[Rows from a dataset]
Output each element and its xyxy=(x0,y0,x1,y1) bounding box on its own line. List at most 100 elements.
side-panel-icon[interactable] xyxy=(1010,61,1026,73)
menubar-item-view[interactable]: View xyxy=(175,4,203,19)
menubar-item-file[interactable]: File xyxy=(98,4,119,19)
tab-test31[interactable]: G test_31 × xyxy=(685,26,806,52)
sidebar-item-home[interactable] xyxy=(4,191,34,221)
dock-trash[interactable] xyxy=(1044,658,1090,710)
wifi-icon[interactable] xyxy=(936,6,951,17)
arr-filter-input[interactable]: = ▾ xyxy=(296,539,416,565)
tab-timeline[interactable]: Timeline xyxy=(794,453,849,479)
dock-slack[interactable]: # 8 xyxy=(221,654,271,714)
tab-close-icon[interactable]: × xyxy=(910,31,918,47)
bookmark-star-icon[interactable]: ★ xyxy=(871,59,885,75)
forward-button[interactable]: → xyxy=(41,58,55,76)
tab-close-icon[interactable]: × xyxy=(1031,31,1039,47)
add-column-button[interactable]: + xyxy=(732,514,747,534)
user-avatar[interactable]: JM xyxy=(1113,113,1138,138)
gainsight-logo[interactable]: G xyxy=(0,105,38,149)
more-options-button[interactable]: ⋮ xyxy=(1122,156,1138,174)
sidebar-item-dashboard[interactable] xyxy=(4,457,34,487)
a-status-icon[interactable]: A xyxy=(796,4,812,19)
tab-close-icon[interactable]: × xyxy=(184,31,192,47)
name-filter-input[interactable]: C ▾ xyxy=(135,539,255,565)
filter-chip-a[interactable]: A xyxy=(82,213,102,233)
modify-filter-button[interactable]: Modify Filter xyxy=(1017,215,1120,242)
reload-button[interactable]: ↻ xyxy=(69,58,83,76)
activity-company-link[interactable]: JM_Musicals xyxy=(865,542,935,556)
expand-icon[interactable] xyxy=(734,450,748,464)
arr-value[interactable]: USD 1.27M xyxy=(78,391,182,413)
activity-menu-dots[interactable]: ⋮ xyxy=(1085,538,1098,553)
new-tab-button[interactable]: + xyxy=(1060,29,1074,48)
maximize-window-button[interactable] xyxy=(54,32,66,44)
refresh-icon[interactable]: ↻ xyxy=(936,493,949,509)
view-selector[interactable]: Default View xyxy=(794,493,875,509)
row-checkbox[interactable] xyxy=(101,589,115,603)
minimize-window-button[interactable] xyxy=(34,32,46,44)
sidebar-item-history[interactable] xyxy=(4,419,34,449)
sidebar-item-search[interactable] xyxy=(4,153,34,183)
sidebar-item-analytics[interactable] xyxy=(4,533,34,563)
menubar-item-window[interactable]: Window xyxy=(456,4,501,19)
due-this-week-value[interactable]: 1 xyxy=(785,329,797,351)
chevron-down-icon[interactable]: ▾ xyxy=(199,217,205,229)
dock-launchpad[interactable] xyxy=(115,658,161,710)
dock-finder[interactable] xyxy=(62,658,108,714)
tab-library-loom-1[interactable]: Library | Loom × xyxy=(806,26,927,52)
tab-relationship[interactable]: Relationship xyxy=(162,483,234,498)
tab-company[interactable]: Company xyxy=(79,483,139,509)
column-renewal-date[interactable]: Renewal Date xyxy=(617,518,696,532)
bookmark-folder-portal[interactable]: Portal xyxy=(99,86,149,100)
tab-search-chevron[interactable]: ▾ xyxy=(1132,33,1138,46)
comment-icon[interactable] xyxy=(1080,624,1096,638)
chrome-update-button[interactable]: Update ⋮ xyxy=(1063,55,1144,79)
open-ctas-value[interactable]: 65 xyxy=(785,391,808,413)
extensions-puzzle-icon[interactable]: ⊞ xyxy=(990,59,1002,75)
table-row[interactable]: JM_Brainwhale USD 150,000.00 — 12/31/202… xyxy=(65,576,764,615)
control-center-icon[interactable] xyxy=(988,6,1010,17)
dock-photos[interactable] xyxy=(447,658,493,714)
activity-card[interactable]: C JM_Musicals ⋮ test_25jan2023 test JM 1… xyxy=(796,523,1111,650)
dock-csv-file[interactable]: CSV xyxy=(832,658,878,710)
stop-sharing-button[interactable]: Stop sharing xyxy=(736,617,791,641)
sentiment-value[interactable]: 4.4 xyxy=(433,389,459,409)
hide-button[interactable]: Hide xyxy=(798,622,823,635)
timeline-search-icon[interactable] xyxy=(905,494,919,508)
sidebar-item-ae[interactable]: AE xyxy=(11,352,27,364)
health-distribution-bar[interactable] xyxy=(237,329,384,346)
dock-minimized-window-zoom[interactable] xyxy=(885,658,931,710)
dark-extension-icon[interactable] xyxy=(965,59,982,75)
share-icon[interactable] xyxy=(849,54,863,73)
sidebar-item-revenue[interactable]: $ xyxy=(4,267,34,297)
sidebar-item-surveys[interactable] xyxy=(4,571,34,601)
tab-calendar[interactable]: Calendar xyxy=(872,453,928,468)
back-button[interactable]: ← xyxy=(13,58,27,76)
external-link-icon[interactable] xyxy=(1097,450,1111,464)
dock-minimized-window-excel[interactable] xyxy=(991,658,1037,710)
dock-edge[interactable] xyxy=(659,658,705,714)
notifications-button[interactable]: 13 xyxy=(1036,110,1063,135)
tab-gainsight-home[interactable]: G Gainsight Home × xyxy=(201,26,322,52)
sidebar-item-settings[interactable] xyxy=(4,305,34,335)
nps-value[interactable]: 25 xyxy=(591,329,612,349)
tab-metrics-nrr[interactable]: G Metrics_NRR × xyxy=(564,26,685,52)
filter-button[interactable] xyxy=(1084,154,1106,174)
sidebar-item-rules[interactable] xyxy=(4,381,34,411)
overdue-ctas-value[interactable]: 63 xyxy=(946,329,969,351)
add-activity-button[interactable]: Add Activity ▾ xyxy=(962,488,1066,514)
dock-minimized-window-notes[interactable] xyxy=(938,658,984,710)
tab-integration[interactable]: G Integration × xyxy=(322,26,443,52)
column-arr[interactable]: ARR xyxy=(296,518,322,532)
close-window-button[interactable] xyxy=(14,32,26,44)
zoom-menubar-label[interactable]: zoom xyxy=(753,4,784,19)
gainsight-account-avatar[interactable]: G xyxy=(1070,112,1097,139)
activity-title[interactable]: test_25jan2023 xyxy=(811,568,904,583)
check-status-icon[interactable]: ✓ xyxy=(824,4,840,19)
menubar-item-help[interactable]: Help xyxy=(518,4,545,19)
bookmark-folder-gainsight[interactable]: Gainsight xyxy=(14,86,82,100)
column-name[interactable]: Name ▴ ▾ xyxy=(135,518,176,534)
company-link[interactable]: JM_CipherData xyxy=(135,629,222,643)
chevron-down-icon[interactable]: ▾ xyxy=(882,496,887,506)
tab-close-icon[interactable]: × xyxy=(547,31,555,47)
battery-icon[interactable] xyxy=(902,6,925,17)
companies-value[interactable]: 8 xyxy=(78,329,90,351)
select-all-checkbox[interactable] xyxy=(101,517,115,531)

## Short exercise
Write out the listing above line for line, without changing anything.

## Response to this task
Output each element and its xyxy=(x0,y0,x1,y1) bounding box on its own line. List at most 100 elements.
side-panel-icon[interactable] xyxy=(1010,61,1026,73)
menubar-item-view[interactable]: View xyxy=(175,4,203,19)
menubar-item-file[interactable]: File xyxy=(98,4,119,19)
tab-test31[interactable]: G test_31 × xyxy=(685,26,806,52)
sidebar-item-home[interactable] xyxy=(4,191,34,221)
dock-trash[interactable] xyxy=(1044,658,1090,710)
wifi-icon[interactable] xyxy=(936,6,951,17)
arr-filter-input[interactable]: = ▾ xyxy=(296,539,416,565)
tab-timeline[interactable]: Timeline xyxy=(794,453,849,479)
dock-slack[interactable]: # 8 xyxy=(221,654,271,714)
tab-close-icon[interactable]: × xyxy=(910,31,918,47)
bookmark-star-icon[interactable]: ★ xyxy=(871,59,885,75)
forward-button[interactable]: → xyxy=(41,58,55,76)
tab-close-icon[interactable]: × xyxy=(1031,31,1039,47)
add-column-button[interactable]: + xyxy=(732,514,747,534)
user-avatar[interactable]: JM xyxy=(1113,113,1138,138)
gainsight-logo[interactable]: G xyxy=(0,105,38,149)
more-options-button[interactable]: ⋮ xyxy=(1122,156,1138,174)
sidebar-item-dashboard[interactable] xyxy=(4,457,34,487)
a-status-icon[interactable]: A xyxy=(796,4,812,19)
tab-close-icon[interactable]: × xyxy=(184,31,192,47)
name-filter-input[interactable]: C ▾ xyxy=(135,539,255,565)
filter-chip-a[interactable]: A xyxy=(82,213,102,233)
modify-filter-button[interactable]: Modify Filter xyxy=(1017,215,1120,242)
reload-button[interactable]: ↻ xyxy=(69,58,83,76)
activity-company-link[interactable]: JM_Musicals xyxy=(865,542,935,556)
expand-icon[interactable] xyxy=(734,450,748,464)
arr-value[interactable]: USD 1.27M xyxy=(78,391,182,413)
activity-menu-dots[interactable]: ⋮ xyxy=(1085,538,1098,553)
new-tab-button[interactable]: + xyxy=(1060,29,1074,48)
maximize-window-button[interactable] xyxy=(54,32,66,44)
refresh-icon[interactable]: ↻ xyxy=(936,493,949,509)
view-selector[interactable]: Default View xyxy=(794,493,875,509)
row-checkbox[interactable] xyxy=(101,589,115,603)
minimize-window-button[interactable] xyxy=(34,32,46,44)
sidebar-item-history[interactable] xyxy=(4,419,34,449)
sidebar-item-search[interactable] xyxy=(4,153,34,183)
sidebar-item-analytics[interactable] xyxy=(4,533,34,563)
menubar-item-window[interactable]: Window xyxy=(456,4,501,19)
due-this-week-value[interactable]: 1 xyxy=(785,329,797,351)
chevron-down-icon[interactable]: ▾ xyxy=(199,217,205,229)
dock-launchpad[interactable] xyxy=(115,658,161,710)
dock-finder[interactable] xyxy=(62,658,108,714)
tab-library-loom-1[interactable]: Library | Loom × xyxy=(806,26,927,52)
tab-relationship[interactable]: Relationship xyxy=(162,483,234,498)
tab-company[interactable]: Company xyxy=(79,483,139,509)
column-renewal-date[interactable]: Renewal Date xyxy=(617,518,696,532)
bookmark-folder-portal[interactable]: Portal xyxy=(99,86,149,100)
tab-search-chevron[interactable]: ▾ xyxy=(1132,33,1138,46)
comment-icon[interactable] xyxy=(1080,624,1096,638)
chrome-update-button[interactable]: Update ⋮ xyxy=(1063,55,1144,79)
open-ctas-value[interactable]: 65 xyxy=(785,391,808,413)
extensions-puzzle-icon[interactable]: ⊞ xyxy=(990,59,1002,75)
table-row[interactable]: JM_Brainwhale USD 150,000.00 — 12/31/202… xyxy=(65,576,764,615)
control-center-icon[interactable] xyxy=(988,6,1010,17)
dock-photos[interactable] xyxy=(447,658,493,714)
activity-card[interactable]: C JM_Musicals ⋮ test_25jan2023 test JM 1… xyxy=(796,523,1111,650)
dock-csv-file[interactable]: CSV xyxy=(832,658,878,710)
stop-sharing-button[interactable]: Stop sharing xyxy=(736,617,791,641)
sentiment-value[interactable]: 4.4 xyxy=(433,389,459,409)
hide-button[interactable]: Hide xyxy=(798,622,823,635)
timeline-search-icon[interactable] xyxy=(905,494,919,508)
sidebar-item-ae[interactable]: AE xyxy=(11,352,27,364)
health-distribution-bar[interactable] xyxy=(237,329,384,346)
dock-minimized-window-zoom[interactable] xyxy=(885,658,931,710)
dark-extension-icon[interactable] xyxy=(965,59,982,75)
share-icon[interactable] xyxy=(849,54,863,73)
sidebar-item-revenue[interactable]: $ xyxy=(4,267,34,297)
sidebar-item-surveys[interactable] xyxy=(4,571,34,601)
tab-calendar[interactable]: Calendar xyxy=(872,453,928,468)
back-button[interactable]: ← xyxy=(13,58,27,76)
external-link-icon[interactable] xyxy=(1097,450,1111,464)
dock-minimized-window-excel[interactable] xyxy=(991,658,1037,710)
dock-edge[interactable] xyxy=(659,658,705,714)
notifications-button[interactable]: 13 xyxy=(1036,110,1063,135)
tab-gainsight-home[interactable]: G Gainsight Home × xyxy=(201,26,322,52)
sidebar-item-settings[interactable] xyxy=(4,305,34,335)
nps-value[interactable]: 25 xyxy=(591,329,612,349)
tab-metrics-nrr[interactable]: G Metrics_NRR × xyxy=(564,26,685,52)
filter-button[interactable] xyxy=(1084,154,1106,174)
sidebar-item-rules[interactable] xyxy=(4,381,34,411)
overdue-ctas-value[interactable]: 63 xyxy=(946,329,969,351)
add-activity-button[interactable]: Add Activity ▾ xyxy=(962,488,1066,514)
dock-minimized-window-notes[interactable] xyxy=(938,658,984,710)
tab-integration[interactable]: G Integration × xyxy=(322,26,443,52)
column-arr[interactable]: ARR xyxy=(296,518,322,532)
close-window-button[interactable] xyxy=(14,32,26,44)
zoom-menubar-label[interactable]: zoom xyxy=(753,4,784,19)
gainsight-account-avatar[interactable]: G xyxy=(1070,112,1097,139)
activity-title[interactable]: test_25jan2023 xyxy=(811,568,904,583)
check-status-icon[interactable]: ✓ xyxy=(824,4,840,19)
menubar-item-help[interactable]: Help xyxy=(518,4,545,19)
bookmark-folder-gainsight[interactable]: Gainsight xyxy=(14,86,82,100)
column-name[interactable]: Name ▴ ▾ xyxy=(135,518,176,534)
company-link[interactable]: JM_CipherData xyxy=(135,629,222,643)
chevron-down-icon[interactable]: ▾ xyxy=(882,496,887,506)
tab-close-icon[interactable]: × xyxy=(547,31,555,47)
battery-icon[interactable] xyxy=(902,6,925,17)
companies-value[interactable]: 8 xyxy=(78,329,90,351)
select-all-checkbox[interactable] xyxy=(101,517,115,531)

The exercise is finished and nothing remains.